§ **SHORT TASK**
Without the pictures, return all of the material exactly as written.

§ **RECORDS FOR THE TASK**
########################################

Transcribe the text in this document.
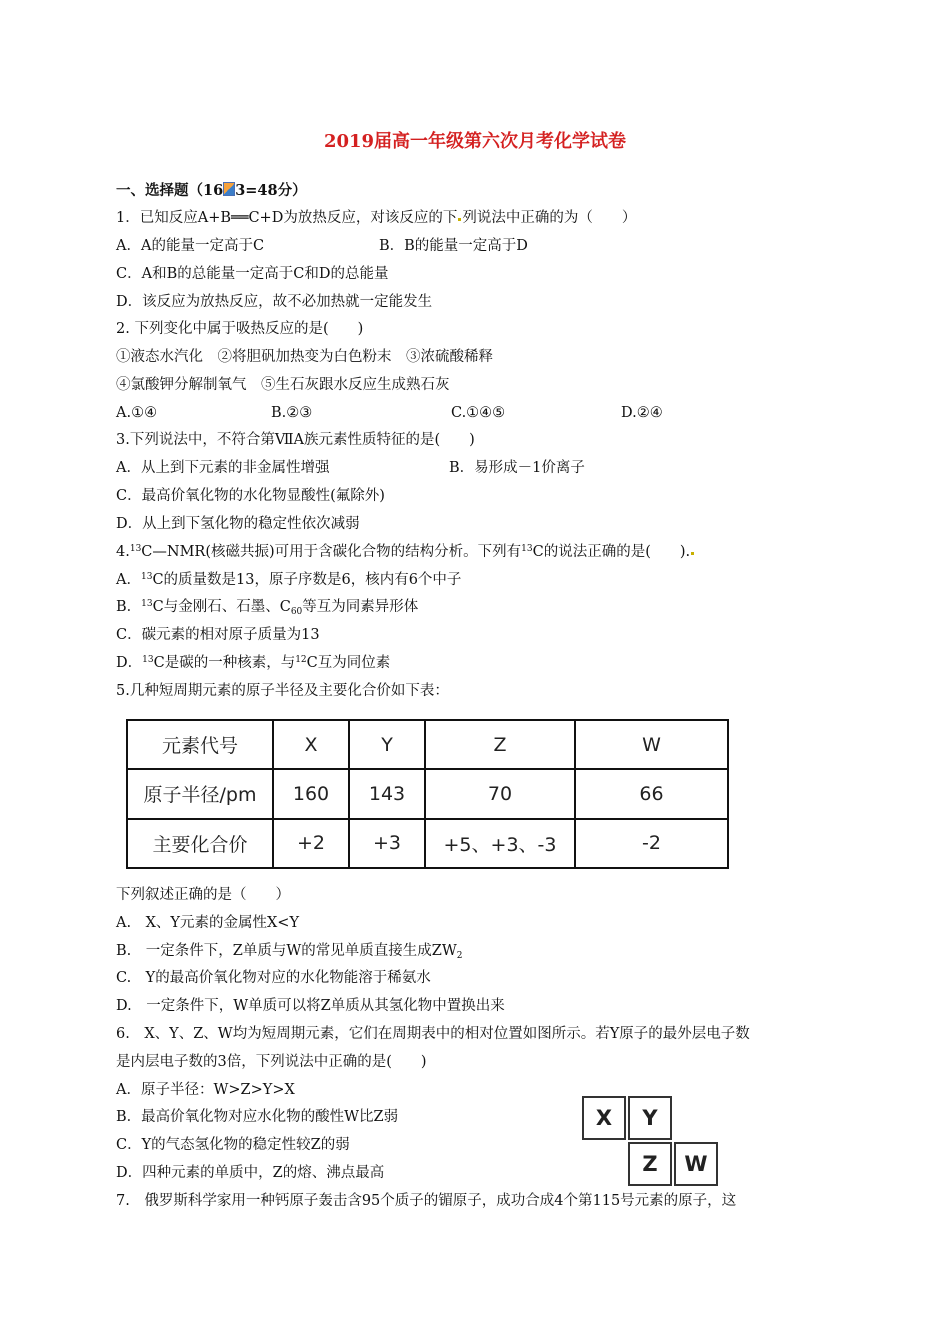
2019届高一年级第六次月考化学试卷
一、选择题（16 3=48分）
1．已知反应A+B══C+D为放热反应，对该反应的下 列说法中正确的为（　　）
A．A的能量一定高于C	B．B的能量一定高于D
C．A和B的总能量一定高于C和D的总能量
D．该反应为放热反应，故不必加热就一定能发生
2. 下列变化中属于吸热反应的是(　　)
①液态水汽化　②将胆矾加热变为白色粉末　③浓硫酸稀释
④氯酸钾分解制氧气　⑤生石灰跟水反应生成熟石灰
A.①④	B.②③	C.①④⑤	D.②④
3.下列说法中，不符合第ⅦA族元素性质特征的是(　　)
A．从上到下元素的非金属性增强	B．易形成－1价离子
C．最高价氧化物的水化物显酸性(氟除外)
D．从上到下氢化物的稳定性依次减弱
4.13C—NMR(核磁共振)可用于含碳化合物的结构分析。下列有$^{13}$C的说法正确的是(　　).
A．$^{13}$C的质量数是13，原子序数是6，核内有6个中子
B．$^{13}$C与金刚石、石墨、$C_{60}$等互为同素异形体
C．碳元素的相对原子质量为13
D．$^{13}$C是碳的一种核素，与$^{12}$C互为同位素
5.几种短周期元素的原子半径及主要化合价如下表：
元素代号	X	Y	Z	W
原子半径/pm	160	143	70	66
主要化合价	+2	+3	+5、+3、-3	-2
下列叙述正确的是（　　）
A.　X、Y元素的金属性X<Y
B.　一定条件下，Z单质与W的常见单质直接生成$ZW_2$
C.　Y的最高价氧化物对应的水化物能溶于稀氨水
D.　一定条件下，W单质可以将Z单质从其氢化物中置换出来
6.　X、Y、Z、W均为短周期元素，它们在周期表中的相对位置如图所示。若Y原子的最外层电子数
是内层电子数的3倍，下列说法中正确的是(　　)
A．原子半径：W>Z>Y>X
B．最高价氧化物对应水化物的酸性W比Z弱
C．Y的气态氢化物的稳定性较Z的弱
D．四种元素的单质中，Z的熔、沸点最高
X	Y
Z	W
7.　俄罗斯科学家用一种钙原子轰击含95个质子的镅原子，成功合成4个第115号元素的原子，这
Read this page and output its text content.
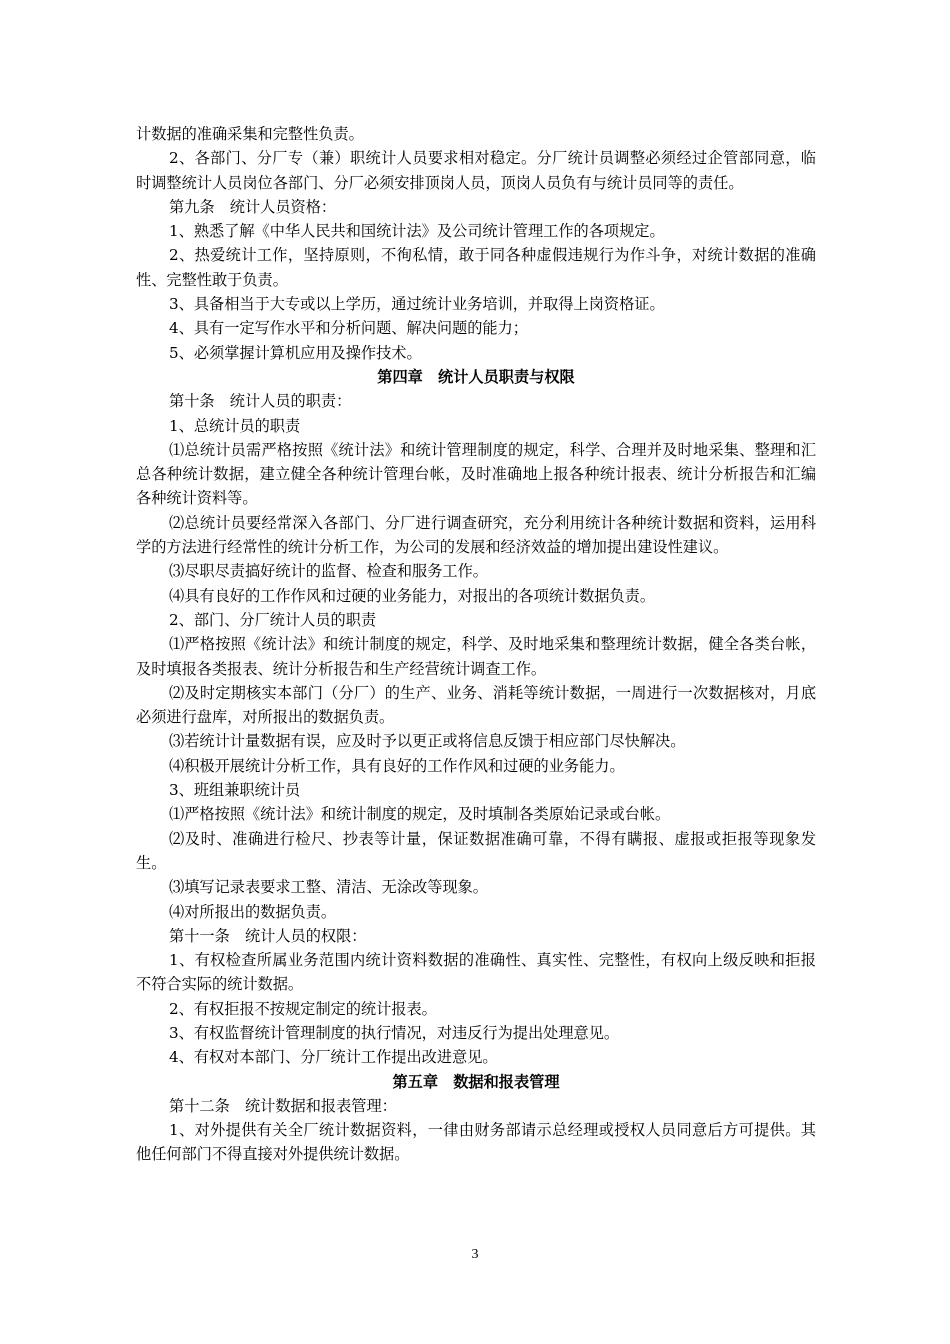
计数据的准确采集和完整性负责。

2、各部门、分厂专（兼）职统计人员要求相对稳定。分厂统计员调整必须经过企管部同意，临时调整统计人员岗位各部门、分厂必须安排顶岗人员，顶岗人员负有与统计员同等的责任。

第九条　统计人员资格：

1、熟悉了解《中华人民共和国统计法》及公司统计管理工作的各项规定。

2、热爱统计工作，坚持原则，不徇私情，敢于同各种虚假违规行为作斗争，对统计数据的准确性、完整性敢于负责。

3、具备相当于大专或以上学历，通过统计业务培训，并取得上岗资格证。

4、具有一定写作水平和分析问题、解决问题的能力；

5、必须掌握计算机应用及操作技术。

第四章　统计人员职责与权限

第十条　统计人员的职责：

1、总统计员的职责

⑴总统计员需严格按照《统计法》和统计管理制度的规定，科学、合理并及时地采集、整理和汇总各种统计数据，建立健全各种统计管理台帐，及时准确地上报各种统计报表、统计分析报告和汇编各种统计资料等。

⑵总统计员要经常深入各部门、分厂进行调查研究，充分利用统计各种统计数据和资料，运用科学的方法进行经常性的统计分析工作，为公司的发展和经济效益的增加提出建设性建议。

⑶尽职尽责搞好统计的监督、检查和服务工作。

⑷具有良好的工作作风和过硬的业务能力，对报出的各项统计数据负责。

2、部门、分厂统计人员的职责

⑴严格按照《统计法》和统计制度的规定，科学、及时地采集和整理统计数据，健全各类台帐，及时填报各类报表、统计分析报告和生产经营统计调查工作。

⑵及时定期核实本部门（分厂）的生产、业务、消耗等统计数据，一周进行一次数据核对，月底必须进行盘库，对所报出的数据负责。

⑶若统计计量数据有误，应及时予以更正或将信息反馈于相应部门尽快解决。

⑷积极开展统计分析工作，具有良好的工作作风和过硬的业务能力。

3、班组兼职统计员

⑴严格按照《统计法》和统计制度的规定，及时填制各类原始记录或台帐。

⑵及时、准确进行检尺、抄表等计量，保证数据准确可靠，不得有瞒报、虚报或拒报等现象发生。

⑶填写记录表要求工整、清洁、无涂改等现象。

⑷对所报出的数据负责。

第十一条　统计人员的权限：

1、有权检查所属业务范围内统计资料数据的准确性、真实性、完整性，有权向上级反映和拒报不符合实际的统计数据。

2、有权拒报不按规定制定的统计报表。

3、有权监督统计管理制度的执行情况，对违反行为提出处理意见。

4、有权对本部门、分厂统计工作提出改进意见。

第五章　数据和报表管理

第十二条　统计数据和报表管理：

1、对外提供有关全厂统计数据资料，一律由财务部请示总经理或授权人员同意后方可提供。其他任何部门不得直接对外提供统计数据。

3
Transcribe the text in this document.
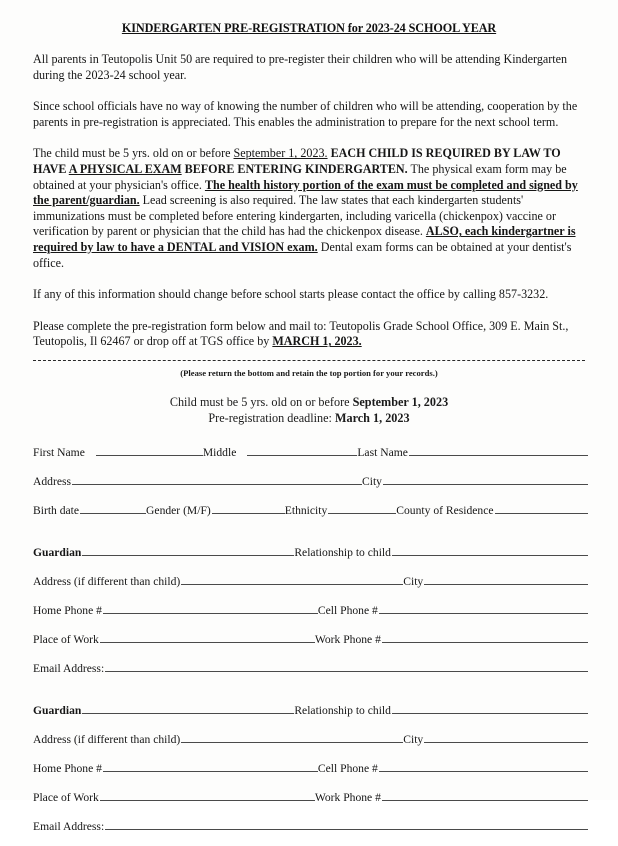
KINDERGARTEN PRE-REGISTRATION for 2023-24 SCHOOL YEAR

All parents in Teutopolis Unit 50 are required to pre-register their children who will be attending Kindergarten during the 2023-24 school year.

Since school officials have no way of knowing the number of children who will be attending, cooperation by the parents in pre-registration is appreciated. This enables the administration to prepare for the next school term.

The child must be 5 yrs. old on or before September 1, 2023. EACH CHILD IS REQUIRED BY LAW TO HAVE A PHYSICAL EXAM BEFORE ENTERING KINDERGARTEN. The physical exam form may be obtained at your physician's office. The health history portion of the exam must be completed and signed by the parent/guardian. Lead screening is also required. The law states that each kindergarten students' immunizations must be completed before entering kindergarten, including varicella (chickenpox) vaccine or verification by parent or physician that the child has had the chickenpox disease. ALSO, each kindergartner is required by law to have a DENTAL and VISION exam. Dental exam forms can be obtained at your dentist's office.

If any of this information should change before school starts please contact the office by calling 857-3232.

Please complete the pre-registration form below and mail to: Teutopolis Grade School Office, 309 E. Main St., Teutopolis, Il 62467 or drop off at TGS office by MARCH 1, 2023.

(Please return the bottom and retain the top portion for your records.)
Child must be 5 yrs. old on or before September 1, 2023
Pre-registration deadline: March 1, 2023
First Name	Middle	Last Name
Address	City
Birth date	Gender (M/F)	Ethnicity	County of Residence
Guardian	Relationship to child
Address (if different than child)	City
Home Phone #	Cell Phone #
Place of Work	Work Phone #
Email Address:
Guardian	Relationship to child
Address (if different than child)	City
Home Phone #	Cell Phone #
Place of Work	Work Phone #
Email Address:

########################################

§ **EXPECTED OUTPUT**
Transcribe the text in this document.
2019届高一年级第六次月考化学试卷
一、选择题（16 3=48分）
1．已知反应A+B══C+D为放热反应，对该反应的下 列说法中正确的为（　　）
A．A的能量一定高于C	B．B的能量一定高于D
C．A和B的总能量一定高于C和D的总能量
D．该反应为放热反应，故不必加热就一定能发生
2. 下列变化中属于吸热反应的是(　　)
①液态水汽化　②将胆矾加热变为白色粉末　③浓硫酸稀释
④氯酸钾分解制氧气　⑤生石灰跟水反应生成熟石灰
A.①④	B.②③	C.①④⑤	D.②④
3.下列说法中，不符合第ⅦA族元素性质特征的是(　　)
A．从上到下元素的非金属性增强	B．易形成－1价离子
C．最高价氧化物的水化物显酸性(氟除外)
D．从上到下氢化物的稳定性依次减弱
4.13C—NMR(核磁共振)可用于含碳化合物的结构分析。下列有$^{13}$C的说法正确的是(　　).
A．$^{13}$C的质量数是13，原子序数是6，核内有6个中子
B．$^{13}$C与金刚石、石墨、$C_{60}$等互为同素异形体
C．碳元素的相对原子质量为13
D．$^{13}$C是碳的一种核素，与$^{12}$C互为同位素
5.几种短周期元素的原子半径及主要化合价如下表：
元素代号	X	Y	Z	W
原子半径/pm	160	143	70	66
主要化合价	+2	+3	+5、+3、-3	-2
下列叙述正确的是（　　）
A.　X、Y元素的金属性X<Y
B.　一定条件下，Z单质与W的常见单质直接生成$ZW_2$
C.　Y的最高价氧化物对应的水化物能溶于稀氨水
D.　一定条件下，W单质可以将Z单质从其氢化物中置换出来
6.　X、Y、Z、W均为短周期元素，它们在周期表中的相对位置如图所示。若Y原子的最外层电子数
是内层电子数的3倍，下列说法中正确的是(　　)
A．原子半径：W>Z>Y>X
B．最高价氧化物对应水化物的酸性W比Z弱
C．Y的气态氢化物的稳定性较Z的弱
D．四种元素的单质中，Z的熔、沸点最高
X	Y
Z	W
7.　俄罗斯科学家用一种钙原子轰击含95个质子的镅原子，成功合成4个第115号元素的原子，这
Read this page and output its text content.
计数据的准确采集和完整性负责。

2、各部门、分厂专（兼）职统计人员要求相对稳定。分厂统计员调整必须经过企管部同意，临时调整统计人员岗位各部门、分厂必须安排顶岗人员，顶岗人员负有与统计员同等的责任。

第九条　统计人员资格：

1、熟悉了解《中华人民共和国统计法》及公司统计管理工作的各项规定。

2、热爱统计工作，坚持原则，不徇私情，敢于同各种虚假违规行为作斗争，对统计数据的准确性、完整性敢于负责。

3、具备相当于大专或以上学历，通过统计业务培训，并取得上岗资格证。

4、具有一定写作水平和分析问题、解决问题的能力；

5、必须掌握计算机应用及操作技术。

第四章　统计人员职责与权限

第十条　统计人员的职责：

1、总统计员的职责

⑴总统计员需严格按照《统计法》和统计管理制度的规定，科学、合理并及时地采集、整理和汇总各种统计数据，建立健全各种统计管理台帐，及时准确地上报各种统计报表、统计分析报告和汇编各种统计资料等。

⑵总统计员要经常深入各部门、分厂进行调查研究，充分利用统计各种统计数据和资料，运用科学的方法进行经常性的统计分析工作，为公司的发展和经济效益的增加提出建设性建议。

⑶尽职尽责搞好统计的监督、检查和服务工作。

⑷具有良好的工作作风和过硬的业务能力，对报出的各项统计数据负责。

2、部门、分厂统计人员的职责

⑴严格按照《统计法》和统计制度的规定，科学、及时地采集和整理统计数据，健全各类台帐，及时填报各类报表、统计分析报告和生产经营统计调查工作。

⑵及时定期核实本部门（分厂）的生产、业务、消耗等统计数据，一周进行一次数据核对，月底必须进行盘库，对所报出的数据负责。

⑶若统计计量数据有误，应及时予以更正或将信息反馈于相应部门尽快解决。

⑷积极开展统计分析工作，具有良好的工作作风和过硬的业务能力。

3、班组兼职统计员

⑴严格按照《统计法》和统计制度的规定，及时填制各类原始记录或台帐。

⑵及时、准确进行检尺、抄表等计量，保证数据准确可靠，不得有瞒报、虚报或拒报等现象发生。

⑶填写记录表要求工整、清洁、无涂改等现象。

⑷对所报出的数据负责。

第十一条　统计人员的权限：

1、有权检查所属业务范围内统计资料数据的准确性、真实性、完整性，有权向上级反映和拒报不符合实际的统计数据。

2、有权拒报不按规定制定的统计报表。

3、有权监督统计管理制度的执行情况，对违反行为提出处理意见。

4、有权对本部门、分厂统计工作提出改进意见。

第五章　数据和报表管理

第十二条　统计数据和报表管理：

1、对外提供有关全厂统计数据资料，一律由财务部请示总经理或授权人员同意后方可提供。其他任何部门不得直接对外提供统计数据。

3
Transcribe the text in this document.
KINDERGARTEN PRE-REGISTRATION for 2023-24 SCHOOL YEAR

All parents in Teutopolis Unit 50 are required to pre-register their children who will be attending Kindergarten during the 2023-24 school year.

Since school officials have no way of knowing the number of children who will be attending, cooperation by the parents in pre-registration is appreciated. This enables the administration to prepare for the next school term.

The child must be 5 yrs. old on or before September 1, 2023. EACH CHILD IS REQUIRED BY LAW TO HAVE A PHYSICAL EXAM BEFORE ENTERING KINDERGARTEN. The physical exam form may be obtained at your physician's office. The health history portion of the exam must be completed and signed by the parent/guardian. Lead screening is also required. The law states that each kindergarten students' immunizations must be completed before entering kindergarten, including varicella (chickenpox) vaccine or verification by parent or physician that the child has had the chickenpox disease. ALSO, each kindergartner is required by law to have a DENTAL and VISION exam. Dental exam forms can be obtained at your dentist's office.

If any of this information should change before school starts please contact the office by calling 857-3232.

Please complete the pre-registration form below and mail to: Teutopolis Grade School Office, 309 E. Main St., Teutopolis, Il 62467 or drop off at TGS office by MARCH 1, 2023.

(Please return the bottom and retain the top portion for your records.)
Child must be 5 yrs. old on or before September 1, 2023
Pre-registration deadline: March 1, 2023
First Name	Middle	Last Name
Address	City
Birth date	Gender (M/F)	Ethnicity	County of Residence
Guardian	Relationship to child
Address (if different than child)	City
Home Phone #	Cell Phone #
Place of Work	Work Phone #
Email Address:
Guardian	Relationship to child
Address (if different than child)	City
Home Phone #	Cell Phone #
Place of Work	Work Phone #
Email Address:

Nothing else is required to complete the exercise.